═══ Extracted information
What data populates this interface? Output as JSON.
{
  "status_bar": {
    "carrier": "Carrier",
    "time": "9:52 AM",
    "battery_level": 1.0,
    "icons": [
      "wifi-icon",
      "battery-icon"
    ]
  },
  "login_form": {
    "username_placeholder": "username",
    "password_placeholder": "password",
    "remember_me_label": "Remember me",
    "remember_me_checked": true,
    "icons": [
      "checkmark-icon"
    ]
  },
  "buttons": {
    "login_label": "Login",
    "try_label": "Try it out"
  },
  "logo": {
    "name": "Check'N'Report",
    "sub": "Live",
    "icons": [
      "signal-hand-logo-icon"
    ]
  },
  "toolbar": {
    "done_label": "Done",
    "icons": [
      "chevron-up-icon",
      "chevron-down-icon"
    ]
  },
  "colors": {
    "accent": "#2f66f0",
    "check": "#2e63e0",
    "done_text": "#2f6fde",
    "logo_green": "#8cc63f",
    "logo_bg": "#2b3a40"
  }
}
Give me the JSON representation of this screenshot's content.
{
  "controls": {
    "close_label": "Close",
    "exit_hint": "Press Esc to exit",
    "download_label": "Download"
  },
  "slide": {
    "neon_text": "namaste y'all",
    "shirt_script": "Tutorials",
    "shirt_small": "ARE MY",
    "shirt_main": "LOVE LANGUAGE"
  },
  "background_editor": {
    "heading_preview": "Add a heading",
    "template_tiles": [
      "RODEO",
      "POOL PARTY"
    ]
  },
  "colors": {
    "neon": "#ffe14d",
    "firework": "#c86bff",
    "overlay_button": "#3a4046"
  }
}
══════
## What is being asked
Every line of the records above needs to be given again exactly.

## Response to this exercise
What data populates this interface? Output as JSON.
{
  "status_bar": {
    "carrier": "Carrier",
    "time": "9:52 AM",
    "battery_level": 1.0,
    "icons": [
      "wifi-icon",
      "battery-icon"
    ]
  },
  "login_form": {
    "username_placeholder": "username",
    "password_placeholder": "password",
    "remember_me_label": "Remember me",
    "remember_me_checked": true,
    "icons": [
      "checkmark-icon"
    ]
  },
  "buttons": {
    "login_label": "Login",
    "try_label": "Try it out"
  },
  "logo": {
    "name": "Check'N'Report",
    "sub": "Live",
    "icons": [
      "signal-hand-logo-icon"
    ]
  },
  "toolbar": {
    "done_label": "Done",
    "icons": [
      "chevron-up-icon",
      "chevron-down-icon"
    ]
  },
  "colors": {
    "accent": "#2f66f0",
    "check": "#2e63e0",
    "done_text": "#2f6fde",
    "logo_green": "#8cc63f",
    "logo_bg": "#2b3a40"
  }
}
Give me the JSON representation of this screenshot's content.
{
  "controls": {
    "close_label": "Close",
    "exit_hint": "Press Esc to exit",
    "download_label": "Download"
  },
  "slide": {
    "neon_text": "namaste y'all",
    "shirt_script": "Tutorials",
    "shirt_small": "ARE MY",
    "shirt_main": "LOVE LANGUAGE"
  },
  "background_editor": {
    "heading_preview": "Add a heading",
    "template_tiles": [
      "RODEO",
      "POOL PARTY"
    ]
  },
  "colors": {
    "neon": "#ffe14d",
    "firework": "#c86bff",
    "overlay_button": "#3a4046"
  }
}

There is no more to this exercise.